Extracted information:
# # # #

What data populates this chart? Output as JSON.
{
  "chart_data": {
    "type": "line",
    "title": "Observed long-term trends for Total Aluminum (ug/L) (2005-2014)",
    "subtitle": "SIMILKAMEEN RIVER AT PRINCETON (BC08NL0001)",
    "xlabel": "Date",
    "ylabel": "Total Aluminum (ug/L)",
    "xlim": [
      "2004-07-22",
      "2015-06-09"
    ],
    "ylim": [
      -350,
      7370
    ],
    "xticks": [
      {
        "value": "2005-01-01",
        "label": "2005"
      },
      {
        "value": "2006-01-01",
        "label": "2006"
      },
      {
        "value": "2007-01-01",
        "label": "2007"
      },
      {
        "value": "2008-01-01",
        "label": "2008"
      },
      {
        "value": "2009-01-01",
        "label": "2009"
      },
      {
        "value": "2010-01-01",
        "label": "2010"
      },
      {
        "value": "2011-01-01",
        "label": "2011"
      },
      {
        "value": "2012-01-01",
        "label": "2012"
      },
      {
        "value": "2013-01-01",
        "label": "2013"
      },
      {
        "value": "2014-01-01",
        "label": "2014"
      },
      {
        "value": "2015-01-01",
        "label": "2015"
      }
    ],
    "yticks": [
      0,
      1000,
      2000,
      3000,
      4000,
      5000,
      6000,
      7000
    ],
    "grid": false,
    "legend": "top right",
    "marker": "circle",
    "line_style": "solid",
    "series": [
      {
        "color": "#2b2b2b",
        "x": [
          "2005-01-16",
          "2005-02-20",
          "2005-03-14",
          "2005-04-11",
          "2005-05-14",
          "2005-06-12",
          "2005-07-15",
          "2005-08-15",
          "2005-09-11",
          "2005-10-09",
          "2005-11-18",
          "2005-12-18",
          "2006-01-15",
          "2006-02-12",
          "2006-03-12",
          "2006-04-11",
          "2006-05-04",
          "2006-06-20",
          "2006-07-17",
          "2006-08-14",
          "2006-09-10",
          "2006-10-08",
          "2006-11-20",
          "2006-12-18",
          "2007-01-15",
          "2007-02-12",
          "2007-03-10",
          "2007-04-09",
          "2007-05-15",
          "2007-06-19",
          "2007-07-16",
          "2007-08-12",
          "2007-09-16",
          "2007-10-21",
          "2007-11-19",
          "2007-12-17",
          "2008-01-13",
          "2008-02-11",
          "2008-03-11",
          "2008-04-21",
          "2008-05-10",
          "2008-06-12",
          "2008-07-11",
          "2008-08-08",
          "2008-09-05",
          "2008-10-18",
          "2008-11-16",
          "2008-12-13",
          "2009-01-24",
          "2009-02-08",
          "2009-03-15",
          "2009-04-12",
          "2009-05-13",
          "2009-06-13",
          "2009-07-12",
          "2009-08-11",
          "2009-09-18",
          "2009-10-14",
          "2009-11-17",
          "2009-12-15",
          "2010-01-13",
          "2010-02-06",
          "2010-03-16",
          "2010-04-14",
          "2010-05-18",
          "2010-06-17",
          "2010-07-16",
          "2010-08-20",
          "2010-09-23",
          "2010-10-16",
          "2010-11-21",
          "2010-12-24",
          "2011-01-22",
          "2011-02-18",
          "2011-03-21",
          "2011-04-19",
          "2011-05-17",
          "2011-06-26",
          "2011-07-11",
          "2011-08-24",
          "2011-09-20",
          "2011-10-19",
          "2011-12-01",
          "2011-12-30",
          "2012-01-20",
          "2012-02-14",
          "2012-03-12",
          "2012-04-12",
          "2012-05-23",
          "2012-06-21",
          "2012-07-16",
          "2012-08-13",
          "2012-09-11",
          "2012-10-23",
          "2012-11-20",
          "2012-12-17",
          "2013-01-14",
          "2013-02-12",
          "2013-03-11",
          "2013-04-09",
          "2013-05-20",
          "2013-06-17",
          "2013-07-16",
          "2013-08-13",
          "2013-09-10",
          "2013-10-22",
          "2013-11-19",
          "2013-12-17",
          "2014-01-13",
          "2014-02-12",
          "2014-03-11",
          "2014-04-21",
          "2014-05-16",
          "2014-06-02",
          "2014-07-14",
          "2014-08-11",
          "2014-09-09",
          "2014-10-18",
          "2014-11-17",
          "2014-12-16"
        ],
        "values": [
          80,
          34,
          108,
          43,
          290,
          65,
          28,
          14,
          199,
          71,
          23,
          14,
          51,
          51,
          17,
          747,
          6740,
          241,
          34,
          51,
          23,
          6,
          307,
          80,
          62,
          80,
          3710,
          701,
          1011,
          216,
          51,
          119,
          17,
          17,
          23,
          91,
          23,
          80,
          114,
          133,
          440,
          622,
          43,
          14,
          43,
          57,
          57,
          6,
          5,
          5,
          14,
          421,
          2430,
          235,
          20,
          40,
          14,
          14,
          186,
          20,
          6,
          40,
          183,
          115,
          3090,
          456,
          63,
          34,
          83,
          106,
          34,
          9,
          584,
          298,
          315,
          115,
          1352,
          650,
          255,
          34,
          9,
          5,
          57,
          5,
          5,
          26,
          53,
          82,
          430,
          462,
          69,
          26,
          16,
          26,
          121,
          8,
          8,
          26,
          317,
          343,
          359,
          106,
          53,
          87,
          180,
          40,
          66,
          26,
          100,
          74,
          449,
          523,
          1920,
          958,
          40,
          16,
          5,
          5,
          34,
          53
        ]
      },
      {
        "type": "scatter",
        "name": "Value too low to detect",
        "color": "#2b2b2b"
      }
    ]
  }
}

# # # #

Where a line in the material contains "Aluminum", copy that line.

    "title": "Observed long-term trends for Total Aluminum (ug/L) (2005-2014)",
    "ylabel": "Total Aluminum (ug/L)",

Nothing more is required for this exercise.